[Lines of data]
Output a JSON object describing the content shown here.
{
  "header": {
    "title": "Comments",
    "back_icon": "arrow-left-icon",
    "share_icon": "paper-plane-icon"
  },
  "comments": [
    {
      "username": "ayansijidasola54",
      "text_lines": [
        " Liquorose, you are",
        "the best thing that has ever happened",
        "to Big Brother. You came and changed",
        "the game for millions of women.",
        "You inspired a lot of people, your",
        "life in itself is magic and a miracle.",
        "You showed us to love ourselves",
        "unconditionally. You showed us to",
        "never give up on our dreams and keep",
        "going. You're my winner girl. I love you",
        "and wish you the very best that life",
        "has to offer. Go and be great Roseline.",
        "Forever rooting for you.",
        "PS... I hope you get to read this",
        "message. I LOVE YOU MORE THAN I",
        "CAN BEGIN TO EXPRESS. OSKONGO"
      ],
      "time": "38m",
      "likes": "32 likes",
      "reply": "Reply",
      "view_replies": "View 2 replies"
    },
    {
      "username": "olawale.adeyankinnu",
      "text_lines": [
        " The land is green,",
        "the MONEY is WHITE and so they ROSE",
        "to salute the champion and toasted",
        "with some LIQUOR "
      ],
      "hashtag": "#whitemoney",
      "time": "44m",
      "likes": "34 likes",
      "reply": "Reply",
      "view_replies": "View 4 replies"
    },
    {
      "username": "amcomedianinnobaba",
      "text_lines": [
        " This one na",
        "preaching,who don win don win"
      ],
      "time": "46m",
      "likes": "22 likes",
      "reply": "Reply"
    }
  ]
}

## [CHALLENGE]
All entries shown above should be printed again exactly.

## [THE RESPONSE]
Output a JSON object describing the content shown here.
{
  "header": {
    "title": "Comments",
    "back_icon": "arrow-left-icon",
    "share_icon": "paper-plane-icon"
  },
  "comments": [
    {
      "username": "ayansijidasola54",
      "text_lines": [
        " Liquorose, you are",
        "the best thing that has ever happened",
        "to Big Brother. You came and changed",
        "the game for millions of women.",
        "You inspired a lot of people, your",
        "life in itself is magic and a miracle.",
        "You showed us to love ourselves",
        "unconditionally. You showed us to",
        "never give up on our dreams and keep",
        "going. You're my winner girl. I love you",
        "and wish you the very best that life",
        "has to offer. Go and be great Roseline.",
        "Forever rooting for you.",
        "PS... I hope you get to read this",
        "message. I LOVE YOU MORE THAN I",
        "CAN BEGIN TO EXPRESS. OSKONGO"
      ],
      "time": "38m",
      "likes": "32 likes",
      "reply": "Reply",
      "view_replies": "View 2 replies"
    },
    {
      "username": "olawale.adeyankinnu",
      "text_lines": [
        " The land is green,",
        "the MONEY is WHITE and so they ROSE",
        "to salute the champion and toasted",
        "with some LIQUOR "
      ],
      "hashtag": "#whitemoney",
      "time": "44m",
      "likes": "34 likes",
      "reply": "Reply",
      "view_replies": "View 4 replies"
    },
    {
      "username": "amcomedianinnobaba",
      "text_lines": [
        " This one na",
        "preaching,who don win don win"
      ],
      "time": "46m",
      "likes": "22 likes",
      "reply": "Reply"
    }
  ]
}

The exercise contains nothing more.